_INSTRUCTIONS FOR THE TASK_
Extract all records. Keep each one exact.

_ENTRIES_
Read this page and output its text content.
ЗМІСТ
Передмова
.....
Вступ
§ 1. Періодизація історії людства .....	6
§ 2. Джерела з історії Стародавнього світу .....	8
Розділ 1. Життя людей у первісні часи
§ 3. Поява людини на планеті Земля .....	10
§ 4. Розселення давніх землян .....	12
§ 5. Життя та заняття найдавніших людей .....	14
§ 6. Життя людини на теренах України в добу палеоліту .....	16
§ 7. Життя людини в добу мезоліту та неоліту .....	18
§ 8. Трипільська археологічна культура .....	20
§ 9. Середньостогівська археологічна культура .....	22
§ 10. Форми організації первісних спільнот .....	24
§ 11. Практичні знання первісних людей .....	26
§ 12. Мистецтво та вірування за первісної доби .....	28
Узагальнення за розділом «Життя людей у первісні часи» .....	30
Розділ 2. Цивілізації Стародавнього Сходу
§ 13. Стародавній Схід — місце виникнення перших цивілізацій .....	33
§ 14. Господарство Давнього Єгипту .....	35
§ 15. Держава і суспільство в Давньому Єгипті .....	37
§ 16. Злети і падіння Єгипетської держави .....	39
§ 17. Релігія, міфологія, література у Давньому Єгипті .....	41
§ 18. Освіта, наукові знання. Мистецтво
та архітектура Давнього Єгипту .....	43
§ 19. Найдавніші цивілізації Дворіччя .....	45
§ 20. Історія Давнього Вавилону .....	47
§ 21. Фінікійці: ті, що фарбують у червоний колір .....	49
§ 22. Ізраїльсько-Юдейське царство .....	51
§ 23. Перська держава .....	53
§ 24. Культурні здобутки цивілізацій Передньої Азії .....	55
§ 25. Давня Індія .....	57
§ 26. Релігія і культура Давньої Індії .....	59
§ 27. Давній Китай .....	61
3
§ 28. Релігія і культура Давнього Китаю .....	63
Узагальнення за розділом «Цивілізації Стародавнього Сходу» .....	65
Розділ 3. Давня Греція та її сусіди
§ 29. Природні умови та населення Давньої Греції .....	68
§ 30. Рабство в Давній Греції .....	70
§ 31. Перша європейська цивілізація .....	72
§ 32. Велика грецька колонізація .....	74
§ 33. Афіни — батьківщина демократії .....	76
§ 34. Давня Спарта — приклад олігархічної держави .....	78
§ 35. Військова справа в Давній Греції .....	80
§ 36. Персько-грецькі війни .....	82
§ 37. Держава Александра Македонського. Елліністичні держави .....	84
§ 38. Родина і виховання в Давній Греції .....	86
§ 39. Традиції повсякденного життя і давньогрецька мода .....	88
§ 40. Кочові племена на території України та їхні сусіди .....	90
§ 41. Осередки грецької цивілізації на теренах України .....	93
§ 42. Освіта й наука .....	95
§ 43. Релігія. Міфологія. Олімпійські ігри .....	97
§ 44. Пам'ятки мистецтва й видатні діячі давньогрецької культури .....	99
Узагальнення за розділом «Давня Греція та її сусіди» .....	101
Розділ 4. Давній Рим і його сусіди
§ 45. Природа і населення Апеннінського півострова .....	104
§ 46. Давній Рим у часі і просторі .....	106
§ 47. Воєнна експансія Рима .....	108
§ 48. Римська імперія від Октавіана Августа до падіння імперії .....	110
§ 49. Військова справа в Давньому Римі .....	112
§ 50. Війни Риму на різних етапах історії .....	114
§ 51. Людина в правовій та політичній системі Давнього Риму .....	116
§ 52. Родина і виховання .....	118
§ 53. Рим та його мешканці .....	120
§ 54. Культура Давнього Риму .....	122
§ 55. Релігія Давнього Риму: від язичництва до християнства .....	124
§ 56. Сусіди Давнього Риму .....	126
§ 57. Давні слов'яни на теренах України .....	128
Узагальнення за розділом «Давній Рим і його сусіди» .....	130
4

_EXPECTED OUTPUT_
Read this page and output its text content.
ЗМІСТ
Передмова
.....
Вступ
§ 1. Періодизація історії людства .....	6
§ 2. Джерела з історії Стародавнього світу .....	8
Розділ 1. Життя людей у первісні часи
§ 3. Поява людини на планеті Земля .....	10
§ 4. Розселення давніх землян .....	12
§ 5. Життя та заняття найдавніших людей .....	14
§ 6. Життя людини на теренах України в добу палеоліту .....	16
§ 7. Життя людини в добу мезоліту та неоліту .....	18
§ 8. Трипільська археологічна культура .....	20
§ 9. Середньостогівська археологічна культура .....	22
§ 10. Форми організації первісних спільнот .....	24
§ 11. Практичні знання первісних людей .....	26
§ 12. Мистецтво та вірування за первісної доби .....	28
Узагальнення за розділом «Життя людей у первісні часи» .....	30
Розділ 2. Цивілізації Стародавнього Сходу
§ 13. Стародавній Схід — місце виникнення перших цивілізацій .....	33
§ 14. Господарство Давнього Єгипту .....	35
§ 15. Держава і суспільство в Давньому Єгипті .....	37
§ 16. Злети і падіння Єгипетської держави .....	39
§ 17. Релігія, міфологія, література у Давньому Єгипті .....	41
§ 18. Освіта, наукові знання. Мистецтво
та архітектура Давнього Єгипту .....	43
§ 19. Найдавніші цивілізації Дворіччя .....	45
§ 20. Історія Давнього Вавилону .....	47
§ 21. Фінікійці: ті, що фарбують у червоний колір .....	49
§ 22. Ізраїльсько-Юдейське царство .....	51
§ 23. Перська держава .....	53
§ 24. Культурні здобутки цивілізацій Передньої Азії .....	55
§ 25. Давня Індія .....	57
§ 26. Релігія і культура Давньої Індії .....	59
§ 27. Давній Китай .....	61
3
§ 28. Релігія і культура Давнього Китаю .....	63
Узагальнення за розділом «Цивілізації Стародавнього Сходу» .....	65
Розділ 3. Давня Греція та її сусіди
§ 29. Природні умови та населення Давньої Греції .....	68
§ 30. Рабство в Давній Греції .....	70
§ 31. Перша європейська цивілізація .....	72
§ 32. Велика грецька колонізація .....	74
§ 33. Афіни — батьківщина демократії .....	76
§ 34. Давня Спарта — приклад олігархічної держави .....	78
§ 35. Військова справа в Давній Греції .....	80
§ 36. Персько-грецькі війни .....	82
§ 37. Держава Александра Македонського. Елліністичні держави .....	84
§ 38. Родина і виховання в Давній Греції .....	86
§ 39. Традиції повсякденного життя і давньогрецька мода .....	88
§ 40. Кочові племена на території України та їхні сусіди .....	90
§ 41. Осередки грецької цивілізації на теренах України .....	93
§ 42. Освіта й наука .....	95
§ 43. Релігія. Міфологія. Олімпійські ігри .....	97
§ 44. Пам'ятки мистецтва й видатні діячі давньогрецької культури .....	99
Узагальнення за розділом «Давня Греція та її сусіди» .....	101
Розділ 4. Давній Рим і його сусіди
§ 45. Природа і населення Апеннінського півострова .....	104
§ 46. Давній Рим у часі і просторі .....	106
§ 47. Воєнна експансія Рима .....	108
§ 48. Римська імперія від Октавіана Августа до падіння імперії .....	110
§ 49. Військова справа в Давньому Римі .....	112
§ 50. Війни Риму на різних етапах історії .....	114
§ 51. Людина в правовій та політичній системі Давнього Риму .....	116
§ 52. Родина і виховання .....	118
§ 53. Рим та його мешканці .....	120
§ 54. Культура Давнього Риму .....	122
§ 55. Релігія Давнього Риму: від язичництва до християнства .....	124
§ 56. Сусіди Давнього Риму .....	126
§ 57. Давні слов'яни на теренах України .....	128
Узагальнення за розділом «Давній Рим і його сусіди» .....	130
4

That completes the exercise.